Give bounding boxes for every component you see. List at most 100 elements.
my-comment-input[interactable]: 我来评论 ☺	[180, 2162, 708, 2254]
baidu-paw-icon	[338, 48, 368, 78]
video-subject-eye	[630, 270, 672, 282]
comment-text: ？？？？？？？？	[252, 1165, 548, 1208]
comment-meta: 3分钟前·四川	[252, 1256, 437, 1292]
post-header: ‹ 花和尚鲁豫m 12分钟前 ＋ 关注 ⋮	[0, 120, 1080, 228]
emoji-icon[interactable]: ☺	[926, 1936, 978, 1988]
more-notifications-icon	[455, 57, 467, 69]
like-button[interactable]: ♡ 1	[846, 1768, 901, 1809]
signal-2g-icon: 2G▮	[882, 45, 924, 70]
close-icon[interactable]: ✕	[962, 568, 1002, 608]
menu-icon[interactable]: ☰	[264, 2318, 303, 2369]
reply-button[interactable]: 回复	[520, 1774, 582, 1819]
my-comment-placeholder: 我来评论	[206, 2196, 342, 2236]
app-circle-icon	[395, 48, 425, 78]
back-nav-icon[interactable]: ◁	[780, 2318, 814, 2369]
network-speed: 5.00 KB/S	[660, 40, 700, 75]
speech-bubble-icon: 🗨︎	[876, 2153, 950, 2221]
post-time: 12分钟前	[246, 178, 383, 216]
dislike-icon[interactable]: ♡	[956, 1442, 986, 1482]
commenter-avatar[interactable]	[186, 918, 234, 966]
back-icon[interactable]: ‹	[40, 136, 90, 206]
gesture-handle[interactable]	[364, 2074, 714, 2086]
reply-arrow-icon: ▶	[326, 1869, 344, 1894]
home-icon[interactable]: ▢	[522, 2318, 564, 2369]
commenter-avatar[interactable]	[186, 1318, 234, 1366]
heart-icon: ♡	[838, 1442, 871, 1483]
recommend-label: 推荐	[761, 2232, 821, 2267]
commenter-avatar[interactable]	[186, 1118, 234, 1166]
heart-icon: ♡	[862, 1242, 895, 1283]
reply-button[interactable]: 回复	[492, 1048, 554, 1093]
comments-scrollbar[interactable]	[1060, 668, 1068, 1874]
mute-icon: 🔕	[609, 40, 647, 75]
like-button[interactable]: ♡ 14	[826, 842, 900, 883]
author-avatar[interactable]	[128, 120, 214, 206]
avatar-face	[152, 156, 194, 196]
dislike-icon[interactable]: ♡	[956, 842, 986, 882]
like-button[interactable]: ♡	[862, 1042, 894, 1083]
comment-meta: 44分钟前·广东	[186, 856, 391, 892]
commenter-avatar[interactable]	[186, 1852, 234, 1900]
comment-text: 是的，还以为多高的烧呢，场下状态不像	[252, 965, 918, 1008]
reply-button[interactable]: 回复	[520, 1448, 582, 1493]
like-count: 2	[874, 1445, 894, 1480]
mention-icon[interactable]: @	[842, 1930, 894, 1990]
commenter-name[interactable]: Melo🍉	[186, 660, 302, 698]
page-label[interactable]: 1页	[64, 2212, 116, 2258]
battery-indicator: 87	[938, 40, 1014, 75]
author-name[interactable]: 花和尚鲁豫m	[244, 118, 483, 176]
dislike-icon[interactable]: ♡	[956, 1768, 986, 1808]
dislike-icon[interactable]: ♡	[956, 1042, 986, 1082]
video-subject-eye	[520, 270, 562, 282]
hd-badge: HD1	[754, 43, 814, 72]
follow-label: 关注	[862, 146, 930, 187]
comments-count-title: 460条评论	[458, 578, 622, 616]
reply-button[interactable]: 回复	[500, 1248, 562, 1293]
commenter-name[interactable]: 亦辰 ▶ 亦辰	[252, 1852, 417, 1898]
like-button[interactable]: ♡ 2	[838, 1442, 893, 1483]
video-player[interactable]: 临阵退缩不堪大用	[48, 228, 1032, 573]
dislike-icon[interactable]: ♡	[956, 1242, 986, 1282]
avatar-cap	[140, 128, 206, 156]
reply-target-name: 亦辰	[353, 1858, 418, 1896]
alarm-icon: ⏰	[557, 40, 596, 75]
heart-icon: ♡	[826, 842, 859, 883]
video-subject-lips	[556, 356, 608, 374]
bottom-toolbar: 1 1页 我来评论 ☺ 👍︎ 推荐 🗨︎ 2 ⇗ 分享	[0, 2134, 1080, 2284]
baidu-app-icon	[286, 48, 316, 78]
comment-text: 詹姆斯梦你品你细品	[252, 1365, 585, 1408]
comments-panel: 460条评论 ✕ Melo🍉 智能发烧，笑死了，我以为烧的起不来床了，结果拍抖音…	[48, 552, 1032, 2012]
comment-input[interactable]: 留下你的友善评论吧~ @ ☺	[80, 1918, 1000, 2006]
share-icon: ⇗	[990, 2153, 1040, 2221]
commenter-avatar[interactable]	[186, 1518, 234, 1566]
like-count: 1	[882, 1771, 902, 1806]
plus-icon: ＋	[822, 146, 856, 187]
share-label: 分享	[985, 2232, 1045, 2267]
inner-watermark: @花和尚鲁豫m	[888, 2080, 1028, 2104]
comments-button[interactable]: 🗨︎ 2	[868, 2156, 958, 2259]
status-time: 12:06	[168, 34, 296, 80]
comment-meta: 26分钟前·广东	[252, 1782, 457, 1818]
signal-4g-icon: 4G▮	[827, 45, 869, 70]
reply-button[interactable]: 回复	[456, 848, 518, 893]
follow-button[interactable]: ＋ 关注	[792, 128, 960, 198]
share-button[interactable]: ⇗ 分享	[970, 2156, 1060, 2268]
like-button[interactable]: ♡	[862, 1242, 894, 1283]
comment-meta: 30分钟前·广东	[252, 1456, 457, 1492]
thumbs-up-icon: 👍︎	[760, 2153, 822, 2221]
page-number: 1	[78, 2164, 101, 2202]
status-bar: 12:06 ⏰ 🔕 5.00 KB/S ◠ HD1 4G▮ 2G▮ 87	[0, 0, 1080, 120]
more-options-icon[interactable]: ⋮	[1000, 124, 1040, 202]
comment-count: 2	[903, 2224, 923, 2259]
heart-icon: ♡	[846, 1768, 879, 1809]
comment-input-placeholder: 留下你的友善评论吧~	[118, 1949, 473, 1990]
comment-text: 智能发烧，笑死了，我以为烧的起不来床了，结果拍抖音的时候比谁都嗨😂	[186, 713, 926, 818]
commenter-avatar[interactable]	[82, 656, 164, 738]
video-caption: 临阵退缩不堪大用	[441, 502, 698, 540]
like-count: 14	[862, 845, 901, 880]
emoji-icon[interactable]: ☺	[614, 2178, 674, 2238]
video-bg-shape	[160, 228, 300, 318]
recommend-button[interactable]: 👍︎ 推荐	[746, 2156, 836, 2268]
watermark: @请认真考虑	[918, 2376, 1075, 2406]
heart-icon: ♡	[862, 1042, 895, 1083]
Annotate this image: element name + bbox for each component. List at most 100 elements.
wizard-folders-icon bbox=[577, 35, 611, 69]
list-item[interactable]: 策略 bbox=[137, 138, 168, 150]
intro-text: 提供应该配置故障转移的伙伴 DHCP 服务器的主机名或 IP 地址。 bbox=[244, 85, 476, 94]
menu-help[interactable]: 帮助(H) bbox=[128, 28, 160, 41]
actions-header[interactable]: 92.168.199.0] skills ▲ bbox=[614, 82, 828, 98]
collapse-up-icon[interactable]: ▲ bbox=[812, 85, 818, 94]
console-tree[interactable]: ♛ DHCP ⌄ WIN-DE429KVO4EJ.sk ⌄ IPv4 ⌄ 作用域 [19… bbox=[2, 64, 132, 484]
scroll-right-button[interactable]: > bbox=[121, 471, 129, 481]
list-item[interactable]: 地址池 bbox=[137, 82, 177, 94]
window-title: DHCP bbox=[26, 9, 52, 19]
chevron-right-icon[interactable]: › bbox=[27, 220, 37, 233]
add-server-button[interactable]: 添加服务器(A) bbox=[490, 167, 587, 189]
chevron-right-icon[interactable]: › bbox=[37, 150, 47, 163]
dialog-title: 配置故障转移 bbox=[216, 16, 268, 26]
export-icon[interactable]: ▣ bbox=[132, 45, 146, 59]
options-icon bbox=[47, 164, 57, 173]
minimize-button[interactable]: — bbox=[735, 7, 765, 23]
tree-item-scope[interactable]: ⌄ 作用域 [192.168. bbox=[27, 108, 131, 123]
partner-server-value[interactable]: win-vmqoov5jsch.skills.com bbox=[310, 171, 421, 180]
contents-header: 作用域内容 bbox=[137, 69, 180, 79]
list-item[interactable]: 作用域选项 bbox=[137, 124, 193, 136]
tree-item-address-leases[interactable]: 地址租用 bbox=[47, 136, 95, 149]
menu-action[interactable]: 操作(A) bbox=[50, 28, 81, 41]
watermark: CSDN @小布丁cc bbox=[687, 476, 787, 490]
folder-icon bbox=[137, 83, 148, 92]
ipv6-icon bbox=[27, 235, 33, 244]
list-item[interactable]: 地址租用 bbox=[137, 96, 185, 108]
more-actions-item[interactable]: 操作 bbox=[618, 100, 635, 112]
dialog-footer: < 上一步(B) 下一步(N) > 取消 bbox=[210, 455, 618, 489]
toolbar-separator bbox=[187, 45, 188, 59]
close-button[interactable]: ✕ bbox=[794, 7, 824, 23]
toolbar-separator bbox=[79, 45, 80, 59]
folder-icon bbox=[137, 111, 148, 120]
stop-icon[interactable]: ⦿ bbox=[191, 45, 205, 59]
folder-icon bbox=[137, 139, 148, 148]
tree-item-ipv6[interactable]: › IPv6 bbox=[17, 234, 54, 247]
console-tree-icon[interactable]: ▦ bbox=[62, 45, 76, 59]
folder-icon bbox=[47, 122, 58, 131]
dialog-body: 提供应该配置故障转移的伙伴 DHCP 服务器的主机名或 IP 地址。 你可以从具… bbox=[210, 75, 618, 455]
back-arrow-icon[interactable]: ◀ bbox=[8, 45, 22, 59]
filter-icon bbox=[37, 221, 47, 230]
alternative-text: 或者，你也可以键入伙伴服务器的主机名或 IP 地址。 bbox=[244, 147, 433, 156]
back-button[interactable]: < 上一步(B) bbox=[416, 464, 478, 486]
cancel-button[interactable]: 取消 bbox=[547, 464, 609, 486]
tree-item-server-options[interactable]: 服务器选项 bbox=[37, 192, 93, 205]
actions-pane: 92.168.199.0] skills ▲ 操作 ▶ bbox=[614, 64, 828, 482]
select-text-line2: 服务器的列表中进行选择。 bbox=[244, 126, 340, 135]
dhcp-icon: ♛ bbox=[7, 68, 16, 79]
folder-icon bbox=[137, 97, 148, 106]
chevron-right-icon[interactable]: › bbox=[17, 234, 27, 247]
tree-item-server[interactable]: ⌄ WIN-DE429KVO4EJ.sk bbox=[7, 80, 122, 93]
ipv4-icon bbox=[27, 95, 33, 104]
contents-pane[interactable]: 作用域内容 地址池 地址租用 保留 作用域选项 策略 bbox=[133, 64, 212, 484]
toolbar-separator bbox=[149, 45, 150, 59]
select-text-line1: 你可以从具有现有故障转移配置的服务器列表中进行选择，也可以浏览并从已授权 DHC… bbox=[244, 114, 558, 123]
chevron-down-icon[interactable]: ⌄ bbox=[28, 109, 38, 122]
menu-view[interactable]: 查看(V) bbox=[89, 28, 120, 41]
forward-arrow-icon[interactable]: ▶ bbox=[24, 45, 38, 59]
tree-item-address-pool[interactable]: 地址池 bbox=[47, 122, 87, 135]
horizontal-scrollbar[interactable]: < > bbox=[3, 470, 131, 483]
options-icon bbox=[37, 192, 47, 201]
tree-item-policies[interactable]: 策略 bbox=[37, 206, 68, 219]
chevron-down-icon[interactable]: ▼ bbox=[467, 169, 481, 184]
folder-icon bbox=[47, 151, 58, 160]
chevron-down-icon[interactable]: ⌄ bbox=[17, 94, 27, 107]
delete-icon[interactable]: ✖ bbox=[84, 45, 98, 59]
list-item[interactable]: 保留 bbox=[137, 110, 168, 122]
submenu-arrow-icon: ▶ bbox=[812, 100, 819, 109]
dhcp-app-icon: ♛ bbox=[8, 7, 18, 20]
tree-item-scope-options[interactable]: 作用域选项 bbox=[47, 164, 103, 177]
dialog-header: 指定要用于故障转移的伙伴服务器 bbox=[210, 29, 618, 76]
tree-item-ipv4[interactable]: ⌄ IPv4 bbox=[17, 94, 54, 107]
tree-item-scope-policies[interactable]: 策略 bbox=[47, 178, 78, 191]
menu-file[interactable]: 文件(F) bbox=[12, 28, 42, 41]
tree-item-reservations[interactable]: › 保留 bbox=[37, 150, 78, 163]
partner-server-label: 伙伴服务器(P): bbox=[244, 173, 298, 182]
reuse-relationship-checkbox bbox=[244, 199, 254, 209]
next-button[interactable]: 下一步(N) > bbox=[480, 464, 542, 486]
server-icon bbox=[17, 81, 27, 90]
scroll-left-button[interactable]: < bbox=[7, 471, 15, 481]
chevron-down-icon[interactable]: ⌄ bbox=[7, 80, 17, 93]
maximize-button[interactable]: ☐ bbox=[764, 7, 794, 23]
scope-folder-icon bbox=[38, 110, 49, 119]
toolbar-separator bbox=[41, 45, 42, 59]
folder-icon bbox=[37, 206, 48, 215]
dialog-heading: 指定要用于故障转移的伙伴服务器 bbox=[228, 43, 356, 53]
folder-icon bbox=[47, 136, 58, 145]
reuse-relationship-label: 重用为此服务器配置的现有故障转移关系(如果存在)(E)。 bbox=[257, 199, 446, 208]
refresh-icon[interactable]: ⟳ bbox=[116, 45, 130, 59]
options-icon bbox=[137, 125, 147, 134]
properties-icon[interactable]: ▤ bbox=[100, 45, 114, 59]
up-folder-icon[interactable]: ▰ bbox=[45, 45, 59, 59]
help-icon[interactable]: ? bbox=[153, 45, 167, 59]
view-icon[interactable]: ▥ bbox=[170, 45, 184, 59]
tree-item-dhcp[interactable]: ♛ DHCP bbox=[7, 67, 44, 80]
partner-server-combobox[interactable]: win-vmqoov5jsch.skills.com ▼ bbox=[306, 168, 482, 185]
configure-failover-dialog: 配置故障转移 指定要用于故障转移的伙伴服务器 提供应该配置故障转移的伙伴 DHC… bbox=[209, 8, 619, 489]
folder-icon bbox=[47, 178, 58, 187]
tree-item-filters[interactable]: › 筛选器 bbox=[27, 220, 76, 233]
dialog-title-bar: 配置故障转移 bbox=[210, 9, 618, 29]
+===+
_Short exercise:_
Could you copy out the lines word for word, starting with the first line and stopping after the line that contains "270, 672, 282]"?

_Solved problem:_
Give bounding boxes for every component you see. List at most 100 elements.
my-comment-input[interactable]: 我来评论 ☺	[180, 2162, 708, 2254]
baidu-paw-icon	[338, 48, 368, 78]
video-subject-eye	[630, 270, 672, 282]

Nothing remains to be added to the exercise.